Every line below that holds the string "PELECO" should be copied out.
━━ The data ━━
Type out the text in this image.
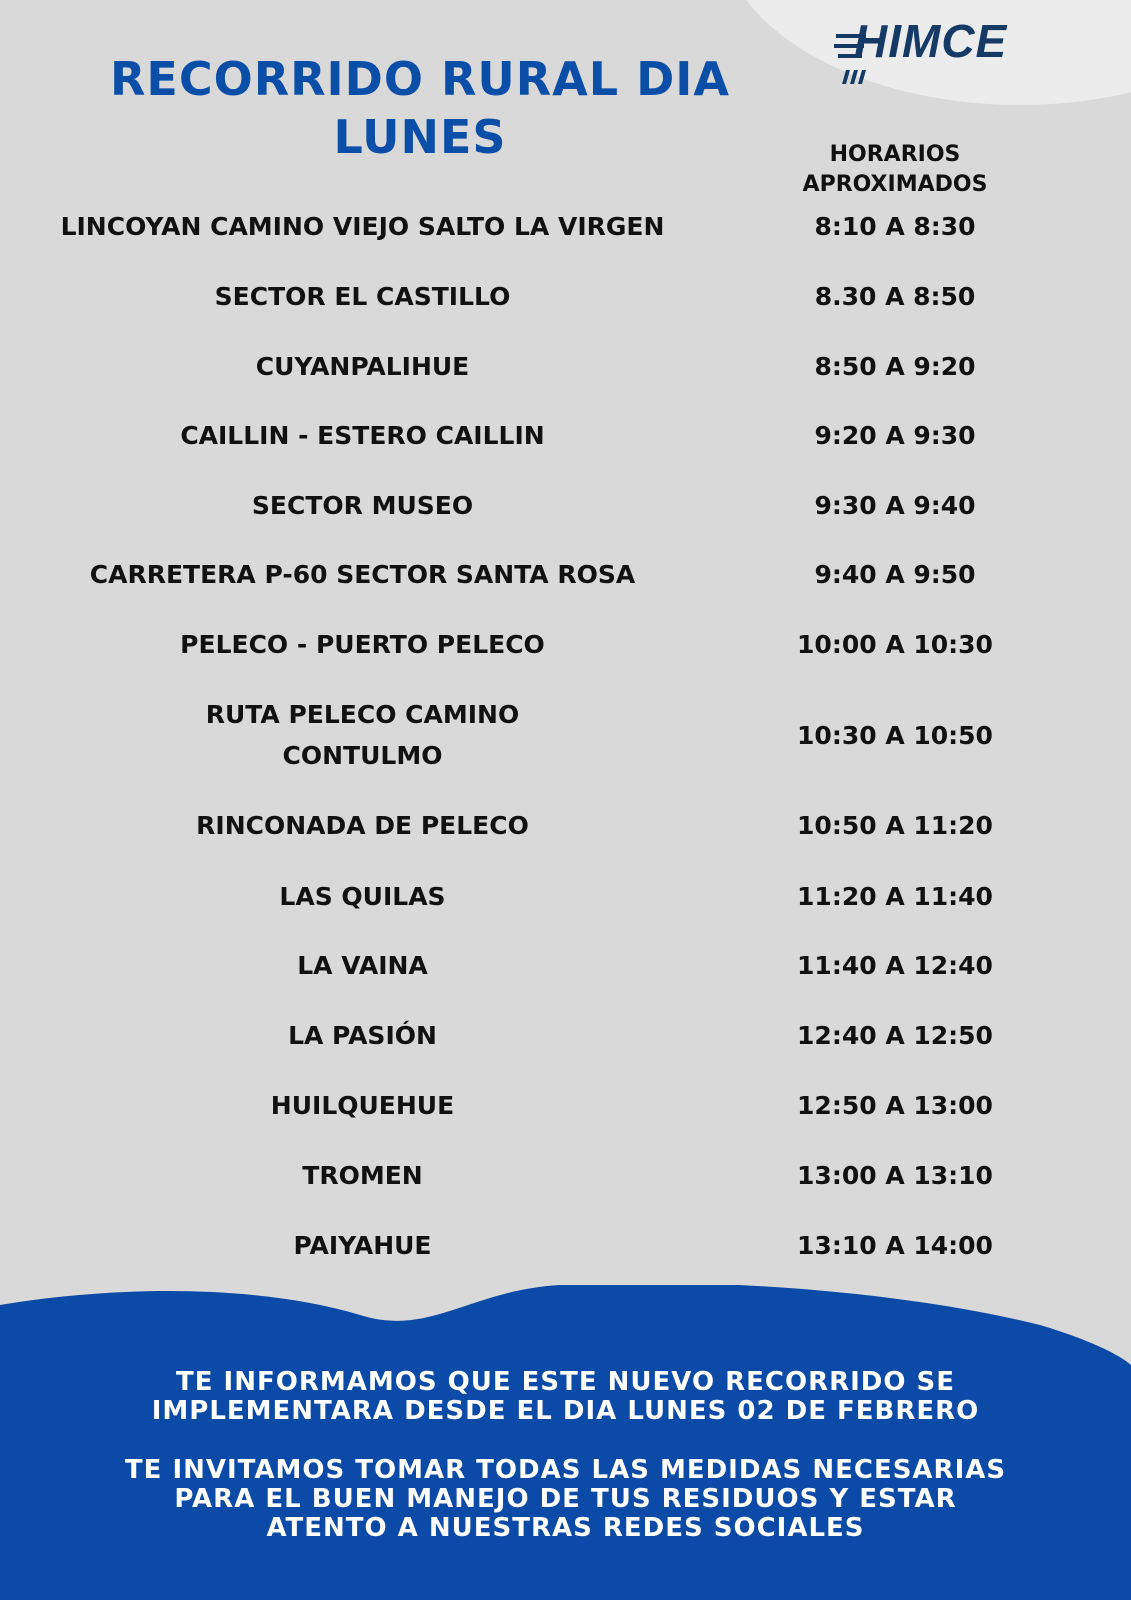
HIMCE
RECORRIDO RURAL DIA
LUNES	HORARIOS
APROXIMADOS
LINCOYAN CAMINO VIEJO SALTO LA VIRGEN	8:10 A 8:30
SECTOR EL CASTILLO	8.30 A 8:50
CUYANPALIHUE	8:50 A 9:20
CAILLIN - ESTERO CAILLIN	9:20 A 9:30
SECTOR MUSEO	9:30 A 9:40
CARRETERA P-60 SECTOR SANTA ROSA	9:40 A 9:50
PELECO - PUERTO PELECO	10:00 A 10:30
RUTA PELECO CAMINO
CONTULMO
10:30 A 10:50
RINCONADA DE PELECO	10:50 A 11:20
LAS QUILAS	11:20 A 11:40
LA VAINA	11:40 A 12:40
LA PASIÓN	12:40 A 12:50
HUILQUEHUE	12:50 A 13:00
TROMEN	13:00 A 13:10
PAIYAHUE	13:10 A 14:00

TE INFORMAMOS QUE ESTE NUEVO RECORRIDO SE
IMPLEMENTARA DESDE EL DIA LUNES 02 DE FEBRERO

TE INVITAMOS TOMAR TODAS LAS MEDIDAS NECESARIAS
PARA EL BUEN MANEJO DE TUS RESIDUOS Y ESTAR
ATENTO A NUESTRAS REDES SOCIALES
━━━
__Expected answer__
PELECO - PUERTO PELECO	10:00 A 10:30
RUTA PELECO CAMINO
RINCONADA DE PELECO	10:50 A 11:20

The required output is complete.